[Objective]
Copy out all the records exactly.

[Entries from a dataset]
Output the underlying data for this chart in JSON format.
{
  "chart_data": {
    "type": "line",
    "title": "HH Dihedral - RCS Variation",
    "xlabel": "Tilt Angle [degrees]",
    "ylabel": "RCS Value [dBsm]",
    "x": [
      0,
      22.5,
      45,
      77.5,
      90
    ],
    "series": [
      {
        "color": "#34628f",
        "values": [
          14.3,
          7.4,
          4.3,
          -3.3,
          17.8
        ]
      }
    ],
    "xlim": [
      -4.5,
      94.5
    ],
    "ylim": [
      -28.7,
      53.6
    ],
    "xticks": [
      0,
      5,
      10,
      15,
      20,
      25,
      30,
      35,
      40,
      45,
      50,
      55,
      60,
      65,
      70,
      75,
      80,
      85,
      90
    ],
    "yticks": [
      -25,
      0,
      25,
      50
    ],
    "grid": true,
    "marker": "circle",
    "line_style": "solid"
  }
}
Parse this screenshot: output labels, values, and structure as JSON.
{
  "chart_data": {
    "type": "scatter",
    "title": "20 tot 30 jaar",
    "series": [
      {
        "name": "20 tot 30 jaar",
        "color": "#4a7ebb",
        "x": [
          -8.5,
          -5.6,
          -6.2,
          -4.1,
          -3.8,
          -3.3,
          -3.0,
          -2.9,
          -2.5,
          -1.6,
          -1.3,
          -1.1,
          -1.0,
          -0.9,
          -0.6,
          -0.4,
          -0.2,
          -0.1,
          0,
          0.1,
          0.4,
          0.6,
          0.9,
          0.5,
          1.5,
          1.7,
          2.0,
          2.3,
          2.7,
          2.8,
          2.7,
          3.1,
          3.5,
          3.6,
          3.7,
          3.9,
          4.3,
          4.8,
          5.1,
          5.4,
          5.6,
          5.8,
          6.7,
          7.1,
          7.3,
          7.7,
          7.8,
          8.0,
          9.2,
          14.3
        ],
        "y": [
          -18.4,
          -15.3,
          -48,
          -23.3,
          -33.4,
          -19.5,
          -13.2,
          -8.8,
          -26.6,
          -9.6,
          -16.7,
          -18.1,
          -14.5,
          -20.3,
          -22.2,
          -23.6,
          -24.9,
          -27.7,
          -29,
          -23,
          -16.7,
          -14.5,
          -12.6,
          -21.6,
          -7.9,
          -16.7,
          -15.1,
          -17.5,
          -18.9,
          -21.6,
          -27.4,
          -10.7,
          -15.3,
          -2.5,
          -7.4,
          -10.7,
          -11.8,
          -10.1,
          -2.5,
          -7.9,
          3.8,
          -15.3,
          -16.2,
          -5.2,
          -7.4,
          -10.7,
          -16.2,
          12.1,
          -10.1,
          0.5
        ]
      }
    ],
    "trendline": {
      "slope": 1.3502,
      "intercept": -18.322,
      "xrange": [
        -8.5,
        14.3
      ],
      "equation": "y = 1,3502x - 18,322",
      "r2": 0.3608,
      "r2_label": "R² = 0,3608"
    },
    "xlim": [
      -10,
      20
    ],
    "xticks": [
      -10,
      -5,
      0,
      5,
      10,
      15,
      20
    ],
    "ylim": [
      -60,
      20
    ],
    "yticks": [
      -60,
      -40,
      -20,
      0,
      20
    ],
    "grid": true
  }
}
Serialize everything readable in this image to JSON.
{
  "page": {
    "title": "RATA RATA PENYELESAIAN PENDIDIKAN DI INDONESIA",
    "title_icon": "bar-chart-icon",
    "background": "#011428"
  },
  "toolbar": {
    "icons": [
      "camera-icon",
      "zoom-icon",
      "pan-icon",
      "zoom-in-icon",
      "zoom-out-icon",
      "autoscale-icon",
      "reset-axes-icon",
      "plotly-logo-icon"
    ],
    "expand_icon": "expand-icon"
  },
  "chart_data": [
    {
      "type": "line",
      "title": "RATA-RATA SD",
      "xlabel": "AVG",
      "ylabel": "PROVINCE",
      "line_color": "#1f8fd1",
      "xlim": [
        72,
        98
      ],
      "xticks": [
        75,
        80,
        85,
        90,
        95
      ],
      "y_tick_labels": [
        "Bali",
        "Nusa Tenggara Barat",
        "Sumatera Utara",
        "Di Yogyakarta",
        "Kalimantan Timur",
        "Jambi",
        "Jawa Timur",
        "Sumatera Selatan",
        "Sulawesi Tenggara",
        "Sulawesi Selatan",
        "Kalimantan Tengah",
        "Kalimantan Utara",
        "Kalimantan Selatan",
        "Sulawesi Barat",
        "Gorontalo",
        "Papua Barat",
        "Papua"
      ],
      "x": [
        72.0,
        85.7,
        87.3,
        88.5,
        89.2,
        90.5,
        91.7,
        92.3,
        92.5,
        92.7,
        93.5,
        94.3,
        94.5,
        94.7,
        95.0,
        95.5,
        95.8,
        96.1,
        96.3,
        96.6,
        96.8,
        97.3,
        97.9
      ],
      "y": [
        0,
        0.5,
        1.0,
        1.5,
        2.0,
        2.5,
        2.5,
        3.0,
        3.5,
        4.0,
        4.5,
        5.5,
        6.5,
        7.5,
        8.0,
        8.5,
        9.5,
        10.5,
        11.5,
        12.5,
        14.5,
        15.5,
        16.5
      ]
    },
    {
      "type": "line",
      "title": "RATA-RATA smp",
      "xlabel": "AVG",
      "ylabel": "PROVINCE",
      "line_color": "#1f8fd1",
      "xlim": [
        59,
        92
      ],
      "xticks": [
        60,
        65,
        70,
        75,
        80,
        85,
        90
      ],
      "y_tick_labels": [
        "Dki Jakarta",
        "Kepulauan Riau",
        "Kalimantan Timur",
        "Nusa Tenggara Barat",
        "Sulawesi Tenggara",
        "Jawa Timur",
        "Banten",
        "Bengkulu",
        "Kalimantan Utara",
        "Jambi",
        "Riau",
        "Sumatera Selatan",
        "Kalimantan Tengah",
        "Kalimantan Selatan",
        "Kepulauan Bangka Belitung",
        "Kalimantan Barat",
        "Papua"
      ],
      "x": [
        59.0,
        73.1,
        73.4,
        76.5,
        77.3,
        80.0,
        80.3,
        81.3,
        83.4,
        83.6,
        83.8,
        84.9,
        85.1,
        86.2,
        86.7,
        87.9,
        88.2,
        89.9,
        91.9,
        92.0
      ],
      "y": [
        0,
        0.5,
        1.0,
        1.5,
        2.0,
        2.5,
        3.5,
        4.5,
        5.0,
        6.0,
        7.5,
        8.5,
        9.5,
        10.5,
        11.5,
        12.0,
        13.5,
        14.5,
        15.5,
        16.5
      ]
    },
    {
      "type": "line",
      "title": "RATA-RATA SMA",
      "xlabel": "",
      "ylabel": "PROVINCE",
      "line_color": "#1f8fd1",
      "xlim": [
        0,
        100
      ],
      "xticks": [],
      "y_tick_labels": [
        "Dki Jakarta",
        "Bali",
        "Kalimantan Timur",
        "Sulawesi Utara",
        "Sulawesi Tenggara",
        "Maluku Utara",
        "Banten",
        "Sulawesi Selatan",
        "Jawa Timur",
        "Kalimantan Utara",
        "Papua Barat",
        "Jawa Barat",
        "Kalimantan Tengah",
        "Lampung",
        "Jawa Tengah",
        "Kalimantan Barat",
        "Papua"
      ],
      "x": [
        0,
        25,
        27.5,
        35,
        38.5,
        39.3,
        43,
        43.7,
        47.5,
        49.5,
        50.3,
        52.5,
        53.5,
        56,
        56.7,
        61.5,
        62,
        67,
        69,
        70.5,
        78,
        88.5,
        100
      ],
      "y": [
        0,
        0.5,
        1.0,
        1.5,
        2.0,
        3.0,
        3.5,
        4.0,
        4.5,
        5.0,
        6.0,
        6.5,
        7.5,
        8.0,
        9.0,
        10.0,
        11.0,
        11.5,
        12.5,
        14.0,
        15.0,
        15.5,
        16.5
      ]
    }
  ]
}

[Full output]
Output the underlying data for this chart in JSON format.
{
  "chart_data": {
    "type": "line",
    "title": "HH Dihedral - RCS Variation",
    "xlabel": "Tilt Angle [degrees]",
    "ylabel": "RCS Value [dBsm]",
    "x": [
      0,
      22.5,
      45,
      77.5,
      90
    ],
    "series": [
      {
        "color": "#34628f",
        "values": [
          14.3,
          7.4,
          4.3,
          -3.3,
          17.8
        ]
      }
    ],
    "xlim": [
      -4.5,
      94.5
    ],
    "ylim": [
      -28.7,
      53.6
    ],
    "xticks": [
      0,
      5,
      10,
      15,
      20,
      25,
      30,
      35,
      40,
      45,
      50,
      55,
      60,
      65,
      70,
      75,
      80,
      85,
      90
    ],
    "yticks": [
      -25,
      0,
      25,
      50
    ],
    "grid": true,
    "marker": "circle",
    "line_style": "solid"
  }
}
Parse this screenshot: output labels, values, and structure as JSON.
{
  "chart_data": {
    "type": "scatter",
    "title": "20 tot 30 jaar",
    "series": [
      {
        "name": "20 tot 30 jaar",
        "color": "#4a7ebb",
        "x": [
          -8.5,
          -5.6,
          -6.2,
          -4.1,
          -3.8,
          -3.3,
          -3.0,
          -2.9,
          -2.5,
          -1.6,
          -1.3,
          -1.1,
          -1.0,
          -0.9,
          -0.6,
          -0.4,
          -0.2,
          -0.1,
          0,
          0.1,
          0.4,
          0.6,
          0.9,
          0.5,
          1.5,
          1.7,
          2.0,
          2.3,
          2.7,
          2.8,
          2.7,
          3.1,
          3.5,
          3.6,
          3.7,
          3.9,
          4.3,
          4.8,
          5.1,
          5.4,
          5.6,
          5.8,
          6.7,
          7.1,
          7.3,
          7.7,
          7.8,
          8.0,
          9.2,
          14.3
        ],
        "y": [
          -18.4,
          -15.3,
          -48,
          -23.3,
          -33.4,
          -19.5,
          -13.2,
          -8.8,
          -26.6,
          -9.6,
          -16.7,
          -18.1,
          -14.5,
          -20.3,
          -22.2,
          -23.6,
          -24.9,
          -27.7,
          -29,
          -23,
          -16.7,
          -14.5,
          -12.6,
          -21.6,
          -7.9,
          -16.7,
          -15.1,
          -17.5,
          -18.9,
          -21.6,
          -27.4,
          -10.7,
          -15.3,
          -2.5,
          -7.4,
          -10.7,
          -11.8,
          -10.1,
          -2.5,
          -7.9,
          3.8,
          -15.3,
          -16.2,
          -5.2,
          -7.4,
          -10.7,
          -16.2,
          12.1,
          -10.1,
          0.5
        ]
      }
    ],
    "trendline": {
      "slope": 1.3502,
      "intercept": -18.322,
      "xrange": [
        -8.5,
        14.3
      ],
      "equation": "y = 1,3502x - 18,322",
      "r2": 0.3608,
      "r2_label": "R² = 0,3608"
    },
    "xlim": [
      -10,
      20
    ],
    "xticks": [
      -10,
      -5,
      0,
      5,
      10,
      15,
      20
    ],
    "ylim": [
      -60,
      20
    ],
    "yticks": [
      -60,
      -40,
      -20,
      0,
      20
    ],
    "grid": true
  }
}
Serialize everything readable in this image to JSON.
{
  "page": {
    "title": "RATA RATA PENYELESAIAN PENDIDIKAN DI INDONESIA",
    "title_icon": "bar-chart-icon",
    "background": "#011428"
  },
  "toolbar": {
    "icons": [
      "camera-icon",
      "zoom-icon",
      "pan-icon",
      "zoom-in-icon",
      "zoom-out-icon",
      "autoscale-icon",
      "reset-axes-icon",
      "plotly-logo-icon"
    ],
    "expand_icon": "expand-icon"
  },
  "chart_data": [
    {
      "type": "line",
      "title": "RATA-RATA SD",
      "xlabel": "AVG",
      "ylabel": "PROVINCE",
      "line_color": "#1f8fd1",
      "xlim": [
        72,
        98
      ],
      "xticks": [
        75,
        80,
        85,
        90,
        95
      ],
      "y_tick_labels": [
        "Bali",
        "Nusa Tenggara Barat",
        "Sumatera Utara",
        "Di Yogyakarta",
        "Kalimantan Timur",
        "Jambi",
        "Jawa Timur",
        "Sumatera Selatan",
        "Sulawesi Tenggara",
        "Sulawesi Selatan",
        "Kalimantan Tengah",
        "Kalimantan Utara",
        "Kalimantan Selatan",
        "Sulawesi Barat",
        "Gorontalo",
        "Papua Barat",
        "Papua"
      ],
      "x": [
        72.0,
        85.7,
        87.3,
        88.5,
        89.2,
        90.5,
        91.7,
        92.3,
        92.5,
        92.7,
        93.5,
        94.3,
        94.5,
        94.7,
        95.0,
        95.5,
        95.8,
        96.1,
        96.3,
        96.6,
        96.8,
        97.3,
        97.9
      ],
      "y": [
        0,
        0.5,
        1.0,
        1.5,
        2.0,
        2.5,
        2.5,
        3.0,
        3.5,
        4.0,
        4.5,
        5.5,
        6.5,
        7.5,
        8.0,
        8.5,
        9.5,
        10.5,
        11.5,
        12.5,
        14.5,
        15.5,
        16.5
      ]
    },
    {
      "type": "line",
      "title": "RATA-RATA smp",
      "xlabel": "AVG",
      "ylabel": "PROVINCE",
      "line_color": "#1f8fd1",
      "xlim": [
        59,
        92
      ],
      "xticks": [
        60,
        65,
        70,
        75,
        80,
        85,
        90
      ],
      "y_tick_labels": [
        "Dki Jakarta",
        "Kepulauan Riau",
        "Kalimantan Timur",
        "Nusa Tenggara Barat",
        "Sulawesi Tenggara",
        "Jawa Timur",
        "Banten",
        "Bengkulu",
        "Kalimantan Utara",
        "Jambi",
        "Riau",
        "Sumatera Selatan",
        "Kalimantan Tengah",
        "Kalimantan Selatan",
        "Kepulauan Bangka Belitung",
        "Kalimantan Barat",
        "Papua"
      ],
      "x": [
        59.0,
        73.1,
        73.4,
        76.5,
        77.3,
        80.0,
        80.3,
        81.3,
        83.4,
        83.6,
        83.8,
        84.9,
        85.1,
        86.2,
        86.7,
        87.9,
        88.2,
        89.9,
        91.9,
        92.0
      ],
      "y": [
        0,
        0.5,
        1.0,
        1.5,
        2.0,
        2.5,
        3.5,
        4.5,
        5.0,
        6.0,
        7.5,
        8.5,
        9.5,
        10.5,
        11.5,
        12.0,
        13.5,
        14.5,
        15.5,
        16.5
      ]
    },
    {
      "type": "line",
      "title": "RATA-RATA SMA",
      "xlabel": "",
      "ylabel": "PROVINCE",
      "line_color": "#1f8fd1",
      "xlim": [
        0,
        100
      ],
      "xticks": [],
      "y_tick_labels": [
        "Dki Jakarta",
        "Bali",
        "Kalimantan Timur",
        "Sulawesi Utara",
        "Sulawesi Tenggara",
        "Maluku Utara",
        "Banten",
        "Sulawesi Selatan",
        "Jawa Timur",
        "Kalimantan Utara",
        "Papua Barat",
        "Jawa Barat",
        "Kalimantan Tengah",
        "Lampung",
        "Jawa Tengah",
        "Kalimantan Barat",
        "Papua"
      ],
      "x": [
        0,
        25,
        27.5,
        35,
        38.5,
        39.3,
        43,
        43.7,
        47.5,
        49.5,
        50.3,
        52.5,
        53.5,
        56,
        56.7,
        61.5,
        62,
        67,
        69,
        70.5,
        78,
        88.5,
        100
      ],
      "y": [
        0,
        0.5,
        1.0,
        1.5,
        2.0,
        3.0,
        3.5,
        4.0,
        4.5,
        5.0,
        6.0,
        6.5,
        7.5,
        8.0,
        9.0,
        10.0,
        11.0,
        11.5,
        12.5,
        14.0,
        15.0,
        15.5,
        16.5
      ]
    }
  ]
}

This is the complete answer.